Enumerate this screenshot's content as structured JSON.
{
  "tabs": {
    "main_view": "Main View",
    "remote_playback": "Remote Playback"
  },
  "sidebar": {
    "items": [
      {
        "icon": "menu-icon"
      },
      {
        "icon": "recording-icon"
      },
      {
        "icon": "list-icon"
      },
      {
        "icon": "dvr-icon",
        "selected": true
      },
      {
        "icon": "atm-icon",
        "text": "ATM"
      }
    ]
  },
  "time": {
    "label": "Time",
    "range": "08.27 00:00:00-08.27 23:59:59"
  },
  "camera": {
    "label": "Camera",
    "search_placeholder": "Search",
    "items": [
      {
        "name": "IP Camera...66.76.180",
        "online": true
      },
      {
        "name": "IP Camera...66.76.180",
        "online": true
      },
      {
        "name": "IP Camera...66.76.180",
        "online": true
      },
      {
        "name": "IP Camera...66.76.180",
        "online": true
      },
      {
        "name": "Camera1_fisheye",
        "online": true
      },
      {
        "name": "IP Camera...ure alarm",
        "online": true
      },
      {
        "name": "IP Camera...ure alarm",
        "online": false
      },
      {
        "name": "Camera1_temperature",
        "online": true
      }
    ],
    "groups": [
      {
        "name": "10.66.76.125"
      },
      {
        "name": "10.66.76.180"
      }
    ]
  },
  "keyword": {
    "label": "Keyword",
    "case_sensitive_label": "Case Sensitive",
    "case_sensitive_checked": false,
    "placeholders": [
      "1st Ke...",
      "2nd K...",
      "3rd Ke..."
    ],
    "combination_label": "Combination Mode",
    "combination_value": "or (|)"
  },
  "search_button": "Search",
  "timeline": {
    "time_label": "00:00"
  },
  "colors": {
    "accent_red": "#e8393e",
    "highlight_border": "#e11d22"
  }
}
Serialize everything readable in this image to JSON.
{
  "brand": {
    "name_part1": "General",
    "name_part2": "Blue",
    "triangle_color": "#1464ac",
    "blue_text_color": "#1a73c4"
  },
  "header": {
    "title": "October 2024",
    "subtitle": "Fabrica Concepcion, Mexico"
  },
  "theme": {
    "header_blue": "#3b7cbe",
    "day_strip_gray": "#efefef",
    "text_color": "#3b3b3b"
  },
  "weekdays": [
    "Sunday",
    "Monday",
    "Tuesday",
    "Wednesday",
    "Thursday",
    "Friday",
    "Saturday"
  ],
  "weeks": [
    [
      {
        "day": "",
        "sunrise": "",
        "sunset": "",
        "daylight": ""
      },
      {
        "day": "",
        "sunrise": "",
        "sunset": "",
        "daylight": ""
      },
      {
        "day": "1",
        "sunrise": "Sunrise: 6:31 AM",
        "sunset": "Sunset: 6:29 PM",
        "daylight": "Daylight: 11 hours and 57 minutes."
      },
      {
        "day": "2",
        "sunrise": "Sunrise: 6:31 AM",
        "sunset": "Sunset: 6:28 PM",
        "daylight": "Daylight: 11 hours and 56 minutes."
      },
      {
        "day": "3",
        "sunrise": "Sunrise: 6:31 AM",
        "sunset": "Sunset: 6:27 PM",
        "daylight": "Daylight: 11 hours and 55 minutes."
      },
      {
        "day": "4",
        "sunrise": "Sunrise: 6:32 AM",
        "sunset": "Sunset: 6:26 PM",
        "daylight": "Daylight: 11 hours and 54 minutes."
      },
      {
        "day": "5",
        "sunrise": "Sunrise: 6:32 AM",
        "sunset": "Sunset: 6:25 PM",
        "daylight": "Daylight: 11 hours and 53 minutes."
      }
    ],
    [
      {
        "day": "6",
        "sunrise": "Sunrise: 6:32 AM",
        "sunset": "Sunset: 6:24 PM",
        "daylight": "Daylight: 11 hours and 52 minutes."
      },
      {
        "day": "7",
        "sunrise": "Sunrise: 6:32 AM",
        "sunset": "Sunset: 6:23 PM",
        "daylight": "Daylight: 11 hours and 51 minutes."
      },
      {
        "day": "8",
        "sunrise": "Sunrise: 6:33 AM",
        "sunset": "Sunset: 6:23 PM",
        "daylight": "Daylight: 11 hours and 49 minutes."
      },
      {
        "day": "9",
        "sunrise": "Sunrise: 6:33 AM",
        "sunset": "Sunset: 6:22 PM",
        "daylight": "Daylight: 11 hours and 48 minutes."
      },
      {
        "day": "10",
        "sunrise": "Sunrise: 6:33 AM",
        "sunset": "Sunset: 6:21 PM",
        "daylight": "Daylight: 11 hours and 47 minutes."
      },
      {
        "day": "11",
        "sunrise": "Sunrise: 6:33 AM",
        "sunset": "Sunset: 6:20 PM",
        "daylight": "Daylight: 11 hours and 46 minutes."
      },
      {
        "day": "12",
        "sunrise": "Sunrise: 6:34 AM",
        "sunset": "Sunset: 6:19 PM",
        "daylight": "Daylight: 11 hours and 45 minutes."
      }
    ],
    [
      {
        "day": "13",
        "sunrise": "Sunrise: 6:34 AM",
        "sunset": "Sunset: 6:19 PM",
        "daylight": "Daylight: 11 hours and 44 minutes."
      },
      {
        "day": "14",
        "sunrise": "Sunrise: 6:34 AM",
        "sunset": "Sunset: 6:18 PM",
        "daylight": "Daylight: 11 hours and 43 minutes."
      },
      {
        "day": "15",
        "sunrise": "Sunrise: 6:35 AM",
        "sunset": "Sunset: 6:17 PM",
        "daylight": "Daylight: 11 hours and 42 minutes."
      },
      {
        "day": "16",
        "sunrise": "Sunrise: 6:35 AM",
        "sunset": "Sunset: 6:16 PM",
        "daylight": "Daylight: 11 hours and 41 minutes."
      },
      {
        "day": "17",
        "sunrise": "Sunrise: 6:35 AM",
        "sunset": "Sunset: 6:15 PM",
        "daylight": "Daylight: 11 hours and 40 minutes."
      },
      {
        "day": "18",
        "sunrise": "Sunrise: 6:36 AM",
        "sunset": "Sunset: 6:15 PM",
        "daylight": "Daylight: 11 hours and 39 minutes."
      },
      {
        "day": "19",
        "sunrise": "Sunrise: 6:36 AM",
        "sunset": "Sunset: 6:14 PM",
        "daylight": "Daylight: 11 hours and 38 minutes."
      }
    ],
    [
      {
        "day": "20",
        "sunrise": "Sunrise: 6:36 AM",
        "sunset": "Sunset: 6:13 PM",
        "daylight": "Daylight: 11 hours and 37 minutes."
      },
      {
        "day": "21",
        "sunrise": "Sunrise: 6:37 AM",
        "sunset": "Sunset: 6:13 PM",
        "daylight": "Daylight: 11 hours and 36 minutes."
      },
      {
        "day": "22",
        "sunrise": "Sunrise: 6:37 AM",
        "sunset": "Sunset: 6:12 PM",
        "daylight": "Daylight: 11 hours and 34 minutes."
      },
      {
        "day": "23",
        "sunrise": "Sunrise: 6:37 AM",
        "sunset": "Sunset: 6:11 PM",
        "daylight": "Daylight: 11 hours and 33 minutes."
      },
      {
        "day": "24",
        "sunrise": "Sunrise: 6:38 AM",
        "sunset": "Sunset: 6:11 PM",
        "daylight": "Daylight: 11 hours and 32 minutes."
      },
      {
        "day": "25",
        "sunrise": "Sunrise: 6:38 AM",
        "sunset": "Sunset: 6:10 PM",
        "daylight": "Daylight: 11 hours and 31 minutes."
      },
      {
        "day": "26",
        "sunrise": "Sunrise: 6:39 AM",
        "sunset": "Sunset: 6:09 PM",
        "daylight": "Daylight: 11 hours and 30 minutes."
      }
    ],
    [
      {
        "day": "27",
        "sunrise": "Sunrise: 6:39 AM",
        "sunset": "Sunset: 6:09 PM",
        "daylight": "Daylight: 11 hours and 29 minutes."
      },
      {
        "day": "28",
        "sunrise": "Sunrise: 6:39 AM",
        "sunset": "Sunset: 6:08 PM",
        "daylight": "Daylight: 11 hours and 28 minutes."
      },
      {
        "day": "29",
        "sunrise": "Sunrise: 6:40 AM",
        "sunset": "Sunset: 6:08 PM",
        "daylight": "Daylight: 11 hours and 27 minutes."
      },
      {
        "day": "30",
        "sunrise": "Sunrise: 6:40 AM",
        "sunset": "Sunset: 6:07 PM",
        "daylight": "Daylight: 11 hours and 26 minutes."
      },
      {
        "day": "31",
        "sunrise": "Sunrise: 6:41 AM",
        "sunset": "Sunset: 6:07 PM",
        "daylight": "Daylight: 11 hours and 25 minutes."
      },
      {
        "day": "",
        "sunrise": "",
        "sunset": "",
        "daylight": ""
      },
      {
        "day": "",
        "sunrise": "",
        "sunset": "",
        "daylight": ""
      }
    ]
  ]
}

* [Given request]:
Going through the records above, state how many lines carry "JSON", with no other text.

* [Finished answer]:
2